● Objective
Give a verbatim copy of the lines below, minus the pictures.

● Dataset
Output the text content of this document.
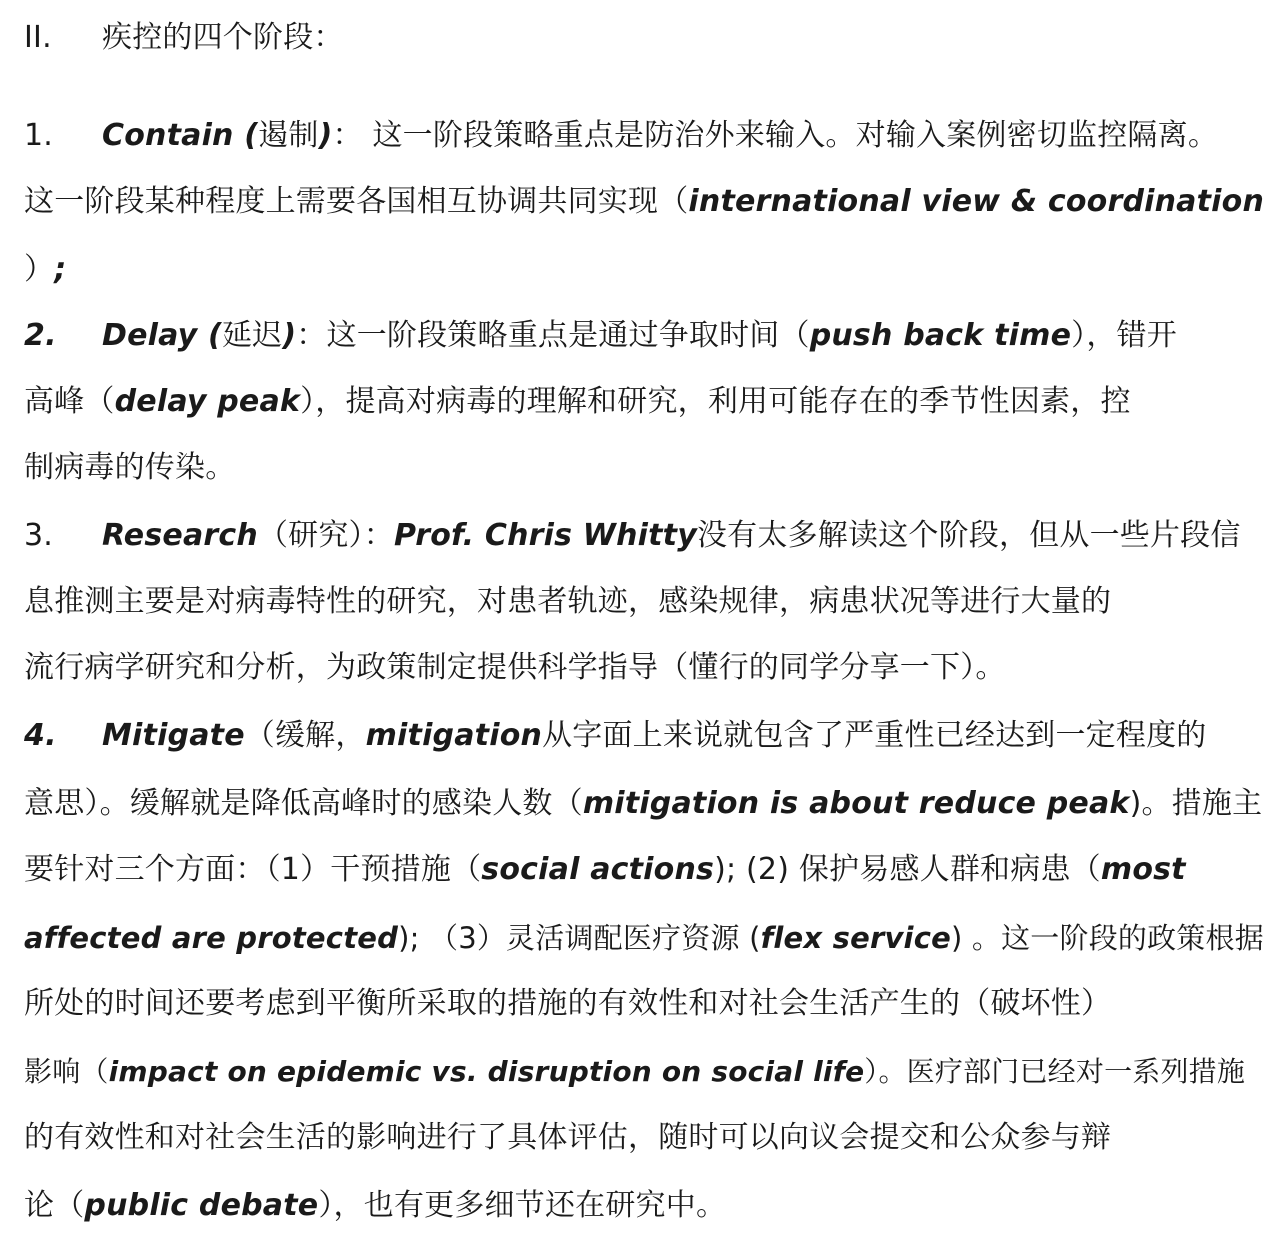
II. 疾控的四个阶段：
1. Contain (遏制)： 这一阶段策略重点是防治外来输入。对输入案例密切监控隔离。
这一阶段某种程度上需要各国相互协调共同实现（international view & coordination
）;
2. Delay (延迟)：这一阶段策略重点是通过争取时间（push back time），错开
高峰（delay peak），提高对病毒的理解和研究，利用可能存在的季节性因素，控
制病毒的传染。
3. Research（研究）：Prof. Chris Whitty没有太多解读这个阶段，但从一些片段信
息推测主要是对病毒特性的研究，对患者轨迹，感染规律，病患状况等进行大量的
流行病学研究和分析，为政策制定提供科学指导（懂行的同学分享一下）。
4. Mitigate（缓解，mitigation从字面上来说就包含了严重性已经达到一定程度的
意思）。缓解就是降低高峰时的感染人数（mitigation is about reduce peak)。措施主
要针对三个方面：（1）干预措施（social actions); (2) 保护易感人群和病患（most
affected are protected); （3）灵活调配医疗资源 (flex service) 。这一阶段的政策根据
所处的时间还要考虑到平衡所采取的措施的有效性和对社会生活产生的（破坏性）
影响（impact on epidemic vs. disruption on social life）。医疗部门已经对一系列措施
的有效性和对社会生活的影响进行了具体评估，随时可以向议会提交和公众参与辩
论（public debate），也有更多细节还在研究中。
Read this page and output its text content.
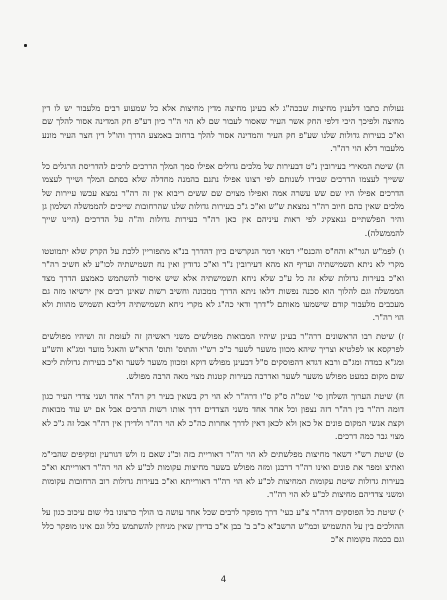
נעולות כתבו דלענין מחיצות שבכה"ג לא בעינן מחיצה מדין מחיצות אלא כל שמעוע רבים מלעבור יש לו דין מחיצה ולפיכך היכי דלפי החק אשר העיר שאסור לעבור שם לא הוי ה"ר כיון דע"פ חק המדינה אסור להלך שם וא"כ בעירות גדולות שלנו שע"פ חק העיר והמדינה אסור להלך ברחוב באמצע הדרך והו"ל דין חצר העיר מונע מלעבור דלא הוי רה"ר.

ה) שיטת המאירי בעירובין נ"ט דבעירות של מלכים גדולים אפילו סמך המלך הדרכים לרכים להדריסת הרגלים כל ששייך לעצמו הדרכים שבידו לשנותם לפי רצונו אפילו נתנם בהמנה מחדלה שלא בסתם המלך ושייך לעצמו הדרכים אפילו היו שם שש עשרה אמה ואפילו מצוים שם ששים ריבוא אין זה רה"ר נמצא עכשו עיירות של מלכים שאין כהם חיוב רה"ר נמצאת ש"ש וא"כ ג"כ בעירות גדולות שלנו שהרחובות שייכים להממשלה ושלמון גן והיר הפלשתיים גנאצקיג לפי ראות עיניהם אין כאן רה"ר בעירות גדולות וה"ה על הדרכים (היינו שייך להממשלה).

ו) לפמ"ש הגר"א והח"ס והכנס"י דמאי דמר הנקרשים כיון דהדרך בנ"א מתפזריין ללכת על הקרק שלא יתמוטטו מקרי לא ניתא תשמישתיה ועדיף הא מהא דעירובין נ"ד וא"כ גדודין ואין נח תשמישתיה לכו"ע לא חשיב רה"ר וא"כ בעירות גדולות שלא זה כל ע"כ שלא ניחא תשמישתיה אלא שיש איסור להשתמש כאמצע הדרך מצד הממשלה וגם להלוך הוא סכנה נפשות דלאו ניתא הדרך ממכונה וחשיב רשות שאינן רבים אין ירשיאו מזה גם מעכבים מלעבור קודם שישמעו מאותם ל"דרך ודאי כה"ג לא מקרי ניחא תשמישתיה דליכא תשמיש מהוות ולא הוי רה"ר.

ז) שיטת רבו הראשונים דרה"ר בעינן שיהיו המבואות מפולשים משני ראשיהן זה לעומת זה ושיהיו מפולשים לפרקסא או לפלטיא וצריך שיהא מכוון משער לשער כ"כ רש"י והתוס' ותוס' הרא"ש והאגל מועד ומג"א והש"ע ומג"א כמדה ומג"ם ורבא דגדא דהפוסקים ס"ל דבעינן מפולש דוקא ומכוון משער לשער וא"כ בעירות גדולות ליכא שום מקום כמעט מפולש משער לשער ואדרבה בעירות קטנות מצוי מאה הרבה מפולש.

ח) שיטת הערוך השלחן סי' שמ"ה ס"ק ס"ו דרה"ר לא הוי רק בשאין בעיר רק רה"ר אחד ושני צדדי העיר כגון דומה רה"ר בין רה"ר דזה נצפון וכל אחד אחד משני הצדדים דרך אותו רשות הרבים אבל אם יש עוד מבואות וקצת אנשי המקום פונים אל כאן ולא לכאן דאין לדרך אחרות כה"כ לא הוי רה"ר ולדידן אין רה"ר אבל זה ג"כ לא מצוי גבר כמה דרכים.

ט) שיטת רש"י דשאר מחיצות מפלשתים לא הוי רה"ר דאוריית בזה וכ"נ שאם נז ולש דגורעין ומקיפים שהבי"מ ואתיצ ומפר את פונים ואינו רה"ר דרבנן ומזה מפולש בשער מחיצות עקומות לכ"ע לא הוי רה"ר דאורייתא וא"כ בעירות גדולות שיטת עקומות המחיצות לכ"ע לא הוי רה"ר דאורייתא וא"כ בעירות גדולות רוב הרחובות עקומות ומשני צדדיהם מחיצות לכ"ע לא הוי רה"ר.

י) שיטת כל הפוסקים דרה"ר צ"ע כעי' דרך מופקר לרבים שכל אחד עושה בו הולך כרצונו בלי שום עיכוב כגון על ההולכים בין על התשמיש וכמ"ש הרשב"א כ"ב ב' בבן א"כ בדידן שאין מניחין להשתמש כלל וגם אינו מופקר כלל וגם בכמה מקומות א"כ

4
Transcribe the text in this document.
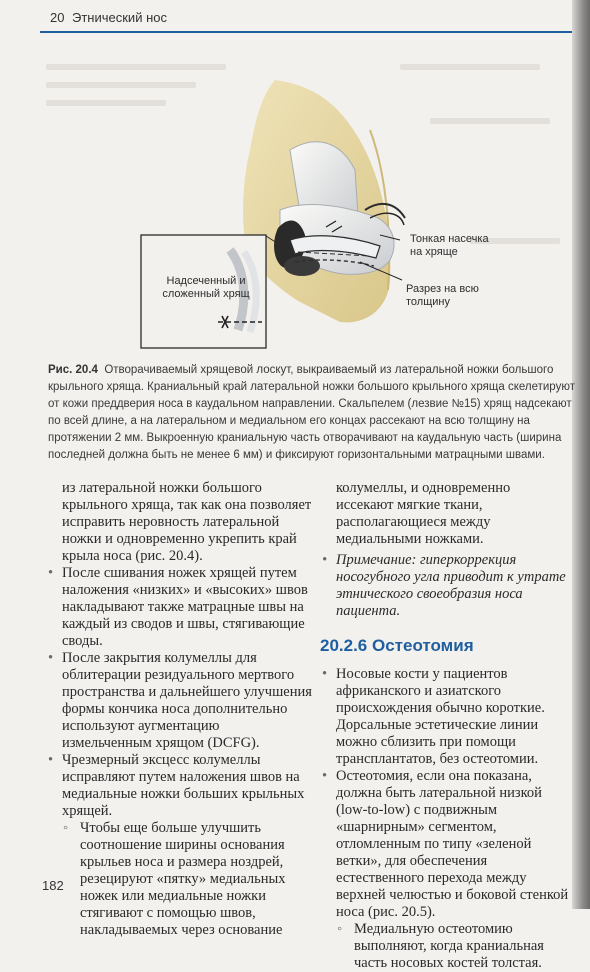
20 Этнический нос
Надсеченный и сложенный хрящ
Тонкая насечка на хряще
Разрез на всю толщину
Рис. 20.4 Отворачиваемый хрящевой лоскут, выкраиваемый из латеральной ножки большого крыльного хряща. Краниальный край латеральной ножки большого крыльного хряща скелетируют от кожи преддверия носа в каудальном направлении. Скальпелем (лезвие №15) хрящ надсекают по всей длине, а на латеральном и медиальном его концах рассекают на всю толщину на протяжении 2 мм. Выкроенную краниальную часть отворачивают на каудальную часть (ширина последней должна быть не менее 6 мм) и фиксируют горизонтальными матрацными швами.

из латеральной ножки большого крыльного хряща, так как она позволяет исправить неровность латеральной ножки и одновременно укрепить край крыла носа (рис. 20.4).

• После сшивания ножек хрящей путем наложения «низких» и «высоких» швов накладывают также матрацные швы на каждый из сводов и швы, стягивающие своды.

• После закрытия колумеллы для облитерации резидуального мертвого пространства и дальнейшего улучшения формы кончика носа дополнительно используют аугментацию измельченным хрящом (DCFG).

• Чрезмерный эксцесс колумеллы исправляют путем наложения швов на медиальные ножки больших крыльных хрящей.

◦ Чтобы еще больше улучшить соотношение ширины основания крыльев носа и размера ноздрей, резецируют «пятку» медиальных ножек или медиальные ножки стягивают с помощью швов, накладываемых через основание

колумеллы, и одновременно иссекают мягкие ткани, располагающиеся между медиальными ножками.

• Примечание: гиперкоррекция носогубного угла приводит к утрате этнического своеобразия носа пациента.

20.2.6 Остеотомия

• Носовые кости у пациентов африканского и азиатского происхождения обычно короткие. Дорсальные эстетические линии можно сблизить при помощи трансплантатов, без остеотомии.

• Остеотомия, если она показана, должна быть латеральной низкой (low-to-low) с подвижным «шарнирным» сегментом, отломленным по типу «зеленой ветки», для обеспечения естественного перехода между верхней челюстью и боковой стенкой носа (рис. 20.5).

◦ Медиальную остеотомию выполняют, когда краниальная часть носовых костей толстая.

182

● Task response
Output the text content of this document.
II. 疾控的四个阶段：
1. Contain (遏制)： 这一阶段策略重点是防治外来输入。对输入案例密切监控隔离。
这一阶段某种程度上需要各国相互协调共同实现（international view & coordination
）;
2. Delay (延迟)：这一阶段策略重点是通过争取时间（push back time），错开
高峰（delay peak），提高对病毒的理解和研究，利用可能存在的季节性因素，控
制病毒的传染。
3. Research（研究）：Prof. Chris Whitty没有太多解读这个阶段，但从一些片段信
息推测主要是对病毒特性的研究，对患者轨迹，感染规律，病患状况等进行大量的
流行病学研究和分析，为政策制定提供科学指导（懂行的同学分享一下）。
4. Mitigate（缓解，mitigation从字面上来说就包含了严重性已经达到一定程度的
意思）。缓解就是降低高峰时的感染人数（mitigation is about reduce peak)。措施主
要针对三个方面：（1）干预措施（social actions); (2) 保护易感人群和病患（most
affected are protected); （3）灵活调配医疗资源 (flex service) 。这一阶段的政策根据
所处的时间还要考虑到平衡所采取的措施的有效性和对社会生活产生的（破坏性）
影响（impact on epidemic vs. disruption on social life）。医疗部门已经对一系列措施
的有效性和对社会生活的影响进行了具体评估，随时可以向议会提交和公众参与辩
论（public debate），也有更多细节还在研究中。
Read this page and output its text content.
נעולות כתבו דלענין מחיצות שבכה"ג לא בעינן מחיצה מדין מחיצות אלא כל שמעוע רבים מלעבור יש לו דין מחיצה ולפיכך היכי דלפי החק אשר העיר שאסור לעבור שם לא הוי ה"ר כיון דע"פ חק המדינה אסור להלך שם וא"כ בעירות גדולות שלנו שע"פ חק העיר והמדינה אסור להלך ברחוב באמצע הדרך והו"ל דין חצר העיר מונע מלעבור דלא הוי רה"ר.

ה) שיטת המאירי בעירובין נ"ט דבעירות של מלכים גדולים אפילו סמך המלך הדרכים לרכים להדריסת הרגלים כל ששייך לעצמו הדרכים שבידו לשנותם לפי רצונו אפילו נתנם בהמנה מחדלה שלא בסתם המלך ושייך לעצמו הדרכים אפילו היו שם שש עשרה אמה ואפילו מצוים שם ששים ריבוא אין זה רה"ר נמצא עכשו עיירות של מלכים שאין כהם חיוב רה"ר נמצאת ש"ש וא"כ ג"כ בעירות גדולות שלנו שהרחובות שייכים להממשלה ושלמון גן והיר הפלשתיים גנאצקיג לפי ראות עיניהם אין כאן רה"ר בעירות גדולות וה"ה על הדרכים (היינו שייך להממשלה).

ו) לפמ"ש הגר"א והח"ס והכנס"י דמאי דמר הנקרשים כיון דהדרך בנ"א מתפזריין ללכת על הקרק שלא יתמוטטו מקרי לא ניתא תשמישתיה ועדיף הא מהא דעירובין נ"ד וא"כ גדודין ואין נח תשמישתיה לכו"ע לא חשיב רה"ר וא"כ בעירות גדולות שלא זה כל ע"כ שלא ניחא תשמישתיה אלא שיש איסור להשתמש כאמצע הדרך מצד הממשלה וגם להלוך הוא סכנה נפשות דלאו ניתא הדרך ממכונה וחשיב רשות שאינן רבים אין ירשיאו מזה גם מעכבים מלעבור קודם שישמעו מאותם ל"דרך ודאי כה"ג לא מקרי ניחא תשמישתיה דליכא תשמיש מהוות ולא הוי רה"ר.

ז) שיטת רבו הראשונים דרה"ר בעינן שיהיו המבואות מפולשים משני ראשיהן זה לעומת זה ושיהיו מפולשים לפרקסא או לפלטיא וצריך שיהא מכוון משער לשער כ"כ רש"י והתוס' ותוס' הרא"ש והאגל מועד ומג"א והש"ע ומג"א כמדה ומג"ם ורבא דגדא דהפוסקים ס"ל דבעינן מפולש דוקא ומכוון משער לשער וא"כ בעירות גדולות ליכא שום מקום כמעט מפולש משער לשער ואדרבה בעירות קטנות מצוי מאה הרבה מפולש.

ח) שיטת הערוך השלחן סי' שמ"ה ס"ק ס"ו דרה"ר לא הוי רק בשאין בעיר רק רה"ר אחד ושני צדדי העיר כגון דומה רה"ר בין רה"ר דזה נצפון וכל אחד אחד משני הצדדים דרך אותו רשות הרבים אבל אם יש עוד מבואות וקצת אנשי המקום פונים אל כאן ולא לכאן דאין לדרך אחרות כה"כ לא הוי רה"ר ולדידן אין רה"ר אבל זה ג"כ לא מצוי גבר כמה דרכים.

ט) שיטת רש"י דשאר מחיצות מפלשתים לא הוי רה"ר דאוריית בזה וכ"נ שאם נז ולש דגורעין ומקיפים שהבי"מ ואתיצ ומפר את פונים ואינו רה"ר דרבנן ומזה מפולש בשער מחיצות עקומות לכ"ע לא הוי רה"ר דאורייתא וא"כ בעירות גדולות שיטת עקומות המחיצות לכ"ע לא הוי רה"ר דאורייתא וא"כ בעירות גדולות רוב הרחובות עקומות ומשני צדדיהם מחיצות לכ"ע לא הוי רה"ר.

י) שיטת כל הפוסקים דרה"ר צ"ע כעי' דרך מופקר לרבים שכל אחד עושה בו הולך כרצונו בלי שום עיכוב כגון על ההולכים בין על התשמיש וכמ"ש הרשב"א כ"ב ב' בבן א"כ בדידן שאין מניחין להשתמש כלל וגם אינו מופקר כלל וגם בכמה מקומות א"כ

4
Transcribe the text in this document.
20 Этнический нос
Надсеченный и сложенный хрящ
Тонкая насечка на хряще
Разрез на всю толщину
Рис. 20.4 Отворачиваемый хрящевой лоскут, выкраиваемый из латеральной ножки большого крыльного хряща. Краниальный край латеральной ножки большого крыльного хряща скелетируют от кожи преддверия носа в каудальном направлении. Скальпелем (лезвие №15) хрящ надсекают по всей длине, а на латеральном и медиальном его концах рассекают на всю толщину на протяжении 2 мм. Выкроенную краниальную часть отворачивают на каудальную часть (ширина последней должна быть не менее 6 мм) и фиксируют горизонтальными матрацными швами.

из латеральной ножки большого крыльного хряща, так как она позволяет исправить неровность латеральной ножки и одновременно укрепить край крыла носа (рис. 20.4).

• После сшивания ножек хрящей путем наложения «низких» и «высоких» швов накладывают также матрацные швы на каждый из сводов и швы, стягивающие своды.

• После закрытия колумеллы для облитерации резидуального мертвого пространства и дальнейшего улучшения формы кончика носа дополнительно используют аугментацию измельченным хрящом (DCFG).

• Чрезмерный эксцесс колумеллы исправляют путем наложения швов на медиальные ножки больших крыльных хрящей.

◦ Чтобы еще больше улучшить соотношение ширины основания крыльев носа и размера ноздрей, резецируют «пятку» медиальных ножек или медиальные ножки стягивают с помощью швов, накладываемых через основание

колумеллы, и одновременно иссекают мягкие ткани, располагающиеся между медиальными ножками.

• Примечание: гиперкоррекция носогубного угла приводит к утрате этнического своеобразия носа пациента.

20.2.6 Остеотомия

• Носовые кости у пациентов африканского и азиатского происхождения обычно короткие. Дорсальные эстетические линии можно сблизить при помощи трансплантатов, без остеотомии.

• Остеотомия, если она показана, должна быть латеральной низкой (low-to-low) с подвижным «шарнирным» сегментом, отломленным по типу «зеленой ветки», для обеспечения естественного перехода между верхней челюстью и боковой стенкой носа (рис. 20.5).

◦ Медиальную остеотомию выполняют, когда краниальная часть носовых костей толстая.

182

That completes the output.